Source records =
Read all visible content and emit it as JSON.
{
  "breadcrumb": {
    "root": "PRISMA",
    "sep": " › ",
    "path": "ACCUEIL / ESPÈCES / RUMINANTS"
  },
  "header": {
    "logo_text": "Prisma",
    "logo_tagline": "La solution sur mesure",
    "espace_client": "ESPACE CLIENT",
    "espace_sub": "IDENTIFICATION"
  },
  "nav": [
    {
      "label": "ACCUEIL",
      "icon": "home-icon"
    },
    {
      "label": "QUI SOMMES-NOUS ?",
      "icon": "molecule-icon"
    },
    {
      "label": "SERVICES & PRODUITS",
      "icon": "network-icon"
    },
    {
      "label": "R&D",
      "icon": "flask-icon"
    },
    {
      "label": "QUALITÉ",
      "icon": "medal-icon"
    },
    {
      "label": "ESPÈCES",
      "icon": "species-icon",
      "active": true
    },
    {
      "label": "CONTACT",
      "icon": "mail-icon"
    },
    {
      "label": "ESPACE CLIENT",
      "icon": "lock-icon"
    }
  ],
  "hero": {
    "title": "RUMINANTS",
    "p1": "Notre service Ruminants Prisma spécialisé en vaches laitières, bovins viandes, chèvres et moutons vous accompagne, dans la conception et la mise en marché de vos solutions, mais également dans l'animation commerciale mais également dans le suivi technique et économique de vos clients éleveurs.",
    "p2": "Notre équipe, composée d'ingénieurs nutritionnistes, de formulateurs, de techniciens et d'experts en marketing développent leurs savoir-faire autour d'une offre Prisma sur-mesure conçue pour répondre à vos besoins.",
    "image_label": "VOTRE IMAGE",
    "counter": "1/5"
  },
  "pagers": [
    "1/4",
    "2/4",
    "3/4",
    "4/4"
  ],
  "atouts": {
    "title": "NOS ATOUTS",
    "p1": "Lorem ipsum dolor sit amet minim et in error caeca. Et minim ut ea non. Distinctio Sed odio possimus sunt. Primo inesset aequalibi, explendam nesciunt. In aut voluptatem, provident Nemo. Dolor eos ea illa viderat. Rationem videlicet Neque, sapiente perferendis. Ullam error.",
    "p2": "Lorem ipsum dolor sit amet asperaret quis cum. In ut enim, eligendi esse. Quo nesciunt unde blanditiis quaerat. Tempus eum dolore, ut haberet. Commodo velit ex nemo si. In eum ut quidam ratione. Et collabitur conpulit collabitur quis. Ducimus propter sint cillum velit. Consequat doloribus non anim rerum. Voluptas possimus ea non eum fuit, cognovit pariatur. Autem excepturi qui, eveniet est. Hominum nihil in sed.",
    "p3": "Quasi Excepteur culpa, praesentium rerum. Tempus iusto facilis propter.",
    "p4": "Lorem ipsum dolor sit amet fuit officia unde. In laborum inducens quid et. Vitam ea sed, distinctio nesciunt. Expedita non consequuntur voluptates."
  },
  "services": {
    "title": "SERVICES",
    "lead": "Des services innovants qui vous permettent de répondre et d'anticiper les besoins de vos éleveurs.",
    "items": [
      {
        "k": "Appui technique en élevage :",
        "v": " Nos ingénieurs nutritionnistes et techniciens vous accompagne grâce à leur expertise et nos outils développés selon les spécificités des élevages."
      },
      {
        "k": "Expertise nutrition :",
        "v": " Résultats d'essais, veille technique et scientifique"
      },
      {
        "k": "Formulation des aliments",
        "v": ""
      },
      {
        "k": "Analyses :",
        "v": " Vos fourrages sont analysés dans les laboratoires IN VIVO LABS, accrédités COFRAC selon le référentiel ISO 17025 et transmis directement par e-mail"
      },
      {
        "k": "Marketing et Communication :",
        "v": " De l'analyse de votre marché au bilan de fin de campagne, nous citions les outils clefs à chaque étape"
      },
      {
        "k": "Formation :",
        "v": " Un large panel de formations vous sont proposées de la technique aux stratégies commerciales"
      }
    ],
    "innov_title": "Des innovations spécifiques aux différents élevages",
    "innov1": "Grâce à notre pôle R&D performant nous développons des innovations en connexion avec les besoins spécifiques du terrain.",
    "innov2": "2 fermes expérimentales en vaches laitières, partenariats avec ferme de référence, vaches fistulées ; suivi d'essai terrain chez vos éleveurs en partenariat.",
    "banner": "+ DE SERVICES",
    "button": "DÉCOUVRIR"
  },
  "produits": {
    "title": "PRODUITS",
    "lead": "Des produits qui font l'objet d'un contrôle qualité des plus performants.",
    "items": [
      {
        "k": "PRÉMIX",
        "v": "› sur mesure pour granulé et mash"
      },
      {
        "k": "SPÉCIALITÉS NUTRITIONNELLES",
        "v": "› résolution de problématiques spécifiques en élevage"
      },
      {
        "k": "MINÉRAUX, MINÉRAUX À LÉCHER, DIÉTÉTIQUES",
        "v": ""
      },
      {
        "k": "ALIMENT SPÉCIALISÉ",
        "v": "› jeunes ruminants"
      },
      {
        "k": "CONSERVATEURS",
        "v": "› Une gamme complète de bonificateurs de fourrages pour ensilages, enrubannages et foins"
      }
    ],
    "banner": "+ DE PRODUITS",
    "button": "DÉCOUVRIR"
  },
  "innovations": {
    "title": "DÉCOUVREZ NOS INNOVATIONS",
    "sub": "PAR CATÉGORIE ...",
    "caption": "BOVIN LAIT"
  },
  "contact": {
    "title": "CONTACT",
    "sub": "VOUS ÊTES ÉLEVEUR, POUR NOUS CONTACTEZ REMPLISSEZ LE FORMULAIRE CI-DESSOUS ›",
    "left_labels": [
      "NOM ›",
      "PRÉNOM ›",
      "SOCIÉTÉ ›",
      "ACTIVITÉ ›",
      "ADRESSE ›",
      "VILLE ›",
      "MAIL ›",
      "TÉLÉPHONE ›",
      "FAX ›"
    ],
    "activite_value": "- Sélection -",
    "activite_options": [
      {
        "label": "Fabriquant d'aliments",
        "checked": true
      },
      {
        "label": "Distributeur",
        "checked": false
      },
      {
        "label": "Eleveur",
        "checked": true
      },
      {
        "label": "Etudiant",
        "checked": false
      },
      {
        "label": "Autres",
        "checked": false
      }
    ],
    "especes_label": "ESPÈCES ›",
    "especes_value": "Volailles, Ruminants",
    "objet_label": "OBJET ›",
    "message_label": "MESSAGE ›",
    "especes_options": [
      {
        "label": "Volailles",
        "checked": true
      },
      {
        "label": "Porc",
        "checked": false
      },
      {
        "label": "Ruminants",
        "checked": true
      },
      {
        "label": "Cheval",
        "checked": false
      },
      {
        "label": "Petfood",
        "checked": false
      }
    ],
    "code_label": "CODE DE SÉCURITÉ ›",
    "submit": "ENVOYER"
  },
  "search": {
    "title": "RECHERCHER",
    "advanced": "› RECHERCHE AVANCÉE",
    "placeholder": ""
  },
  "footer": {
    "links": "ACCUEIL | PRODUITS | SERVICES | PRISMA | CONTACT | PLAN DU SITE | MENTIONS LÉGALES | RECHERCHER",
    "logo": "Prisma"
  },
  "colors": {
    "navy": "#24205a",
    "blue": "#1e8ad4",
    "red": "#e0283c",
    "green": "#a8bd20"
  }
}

Task description = Repeat all the records. Match each line exactly.

Result of the task =
Read all visible content and emit it as JSON.
{
  "breadcrumb": {
    "root": "PRISMA",
    "sep": " › ",
    "path": "ACCUEIL / ESPÈCES / RUMINANTS"
  },
  "header": {
    "logo_text": "Prisma",
    "logo_tagline": "La solution sur mesure",
    "espace_client": "ESPACE CLIENT",
    "espace_sub": "IDENTIFICATION"
  },
  "nav": [
    {
      "label": "ACCUEIL",
      "icon": "home-icon"
    },
    {
      "label": "QUI SOMMES-NOUS ?",
      "icon": "molecule-icon"
    },
    {
      "label": "SERVICES & PRODUITS",
      "icon": "network-icon"
    },
    {
      "label": "R&D",
      "icon": "flask-icon"
    },
    {
      "label": "QUALITÉ",
      "icon": "medal-icon"
    },
    {
      "label": "ESPÈCES",
      "icon": "species-icon",
      "active": true
    },
    {
      "label": "CONTACT",
      "icon": "mail-icon"
    },
    {
      "label": "ESPACE CLIENT",
      "icon": "lock-icon"
    }
  ],
  "hero": {
    "title": "RUMINANTS",
    "p1": "Notre service Ruminants Prisma spécialisé en vaches laitières, bovins viandes, chèvres et moutons vous accompagne, dans la conception et la mise en marché de vos solutions, mais également dans l'animation commerciale mais également dans le suivi technique et économique de vos clients éleveurs.",
    "p2": "Notre équipe, composée d'ingénieurs nutritionnistes, de formulateurs, de techniciens et d'experts en marketing développent leurs savoir-faire autour d'une offre Prisma sur-mesure conçue pour répondre à vos besoins.",
    "image_label": "VOTRE IMAGE",
    "counter": "1/5"
  },
  "pagers": [
    "1/4",
    "2/4",
    "3/4",
    "4/4"
  ],
  "atouts": {
    "title": "NOS ATOUTS",
    "p1": "Lorem ipsum dolor sit amet minim et in error caeca. Et minim ut ea non. Distinctio Sed odio possimus sunt. Primo inesset aequalibi, explendam nesciunt. In aut voluptatem, provident Nemo. Dolor eos ea illa viderat. Rationem videlicet Neque, sapiente perferendis. Ullam error.",
    "p2": "Lorem ipsum dolor sit amet asperaret quis cum. In ut enim, eligendi esse. Quo nesciunt unde blanditiis quaerat. Tempus eum dolore, ut haberet. Commodo velit ex nemo si. In eum ut quidam ratione. Et collabitur conpulit collabitur quis. Ducimus propter sint cillum velit. Consequat doloribus non anim rerum. Voluptas possimus ea non eum fuit, cognovit pariatur. Autem excepturi qui, eveniet est. Hominum nihil in sed.",
    "p3": "Quasi Excepteur culpa, praesentium rerum. Tempus iusto facilis propter.",
    "p4": "Lorem ipsum dolor sit amet fuit officia unde. In laborum inducens quid et. Vitam ea sed, distinctio nesciunt. Expedita non consequuntur voluptates."
  },
  "services": {
    "title": "SERVICES",
    "lead": "Des services innovants qui vous permettent de répondre et d'anticiper les besoins de vos éleveurs.",
    "items": [
      {
        "k": "Appui technique en élevage :",
        "v": " Nos ingénieurs nutritionnistes et techniciens vous accompagne grâce à leur expertise et nos outils développés selon les spécificités des élevages."
      },
      {
        "k": "Expertise nutrition :",
        "v": " Résultats d'essais, veille technique et scientifique"
      },
      {
        "k": "Formulation des aliments",
        "v": ""
      },
      {
        "k": "Analyses :",
        "v": " Vos fourrages sont analysés dans les laboratoires IN VIVO LABS, accrédités COFRAC selon le référentiel ISO 17025 et transmis directement par e-mail"
      },
      {
        "k": "Marketing et Communication :",
        "v": " De l'analyse de votre marché au bilan de fin de campagne, nous citions les outils clefs à chaque étape"
      },
      {
        "k": "Formation :",
        "v": " Un large panel de formations vous sont proposées de la technique aux stratégies commerciales"
      }
    ],
    "innov_title": "Des innovations spécifiques aux différents élevages",
    "innov1": "Grâce à notre pôle R&D performant nous développons des innovations en connexion avec les besoins spécifiques du terrain.",
    "innov2": "2 fermes expérimentales en vaches laitières, partenariats avec ferme de référence, vaches fistulées ; suivi d'essai terrain chez vos éleveurs en partenariat.",
    "banner": "+ DE SERVICES",
    "button": "DÉCOUVRIR"
  },
  "produits": {
    "title": "PRODUITS",
    "lead": "Des produits qui font l'objet d'un contrôle qualité des plus performants.",
    "items": [
      {
        "k": "PRÉMIX",
        "v": "› sur mesure pour granulé et mash"
      },
      {
        "k": "SPÉCIALITÉS NUTRITIONNELLES",
        "v": "› résolution de problématiques spécifiques en élevage"
      },
      {
        "k": "MINÉRAUX, MINÉRAUX À LÉCHER, DIÉTÉTIQUES",
        "v": ""
      },
      {
        "k": "ALIMENT SPÉCIALISÉ",
        "v": "› jeunes ruminants"
      },
      {
        "k": "CONSERVATEURS",
        "v": "› Une gamme complète de bonificateurs de fourrages pour ensilages, enrubannages et foins"
      }
    ],
    "banner": "+ DE PRODUITS",
    "button": "DÉCOUVRIR"
  },
  "innovations": {
    "title": "DÉCOUVREZ NOS INNOVATIONS",
    "sub": "PAR CATÉGORIE ...",
    "caption": "BOVIN LAIT"
  },
  "contact": {
    "title": "CONTACT",
    "sub": "VOUS ÊTES ÉLEVEUR, POUR NOUS CONTACTEZ REMPLISSEZ LE FORMULAIRE CI-DESSOUS ›",
    "left_labels": [
      "NOM ›",
      "PRÉNOM ›",
      "SOCIÉTÉ ›",
      "ACTIVITÉ ›",
      "ADRESSE ›",
      "VILLE ›",
      "MAIL ›",
      "TÉLÉPHONE ›",
      "FAX ›"
    ],
    "activite_value": "- Sélection -",
    "activite_options": [
      {
        "label": "Fabriquant d'aliments",
        "checked": true
      },
      {
        "label": "Distributeur",
        "checked": false
      },
      {
        "label": "Eleveur",
        "checked": true
      },
      {
        "label": "Etudiant",
        "checked": false
      },
      {
        "label": "Autres",
        "checked": false
      }
    ],
    "especes_label": "ESPÈCES ›",
    "especes_value": "Volailles, Ruminants",
    "objet_label": "OBJET ›",
    "message_label": "MESSAGE ›",
    "especes_options": [
      {
        "label": "Volailles",
        "checked": true
      },
      {
        "label": "Porc",
        "checked": false
      },
      {
        "label": "Ruminants",
        "checked": true
      },
      {
        "label": "Cheval",
        "checked": false
      },
      {
        "label": "Petfood",
        "checked": false
      }
    ],
    "code_label": "CODE DE SÉCURITÉ ›",
    "submit": "ENVOYER"
  },
  "search": {
    "title": "RECHERCHER",
    "advanced": "› RECHERCHE AVANCÉE",
    "placeholder": ""
  },
  "footer": {
    "links": "ACCUEIL | PRODUITS | SERVICES | PRISMA | CONTACT | PLAN DU SITE | MENTIONS LÉGALES | RECHERCHER",
    "logo": "Prisma"
  },
  "colors": {
    "navy": "#24205a",
    "blue": "#1e8ad4",
    "red": "#e0283c",
    "green": "#a8bd20"
  }
}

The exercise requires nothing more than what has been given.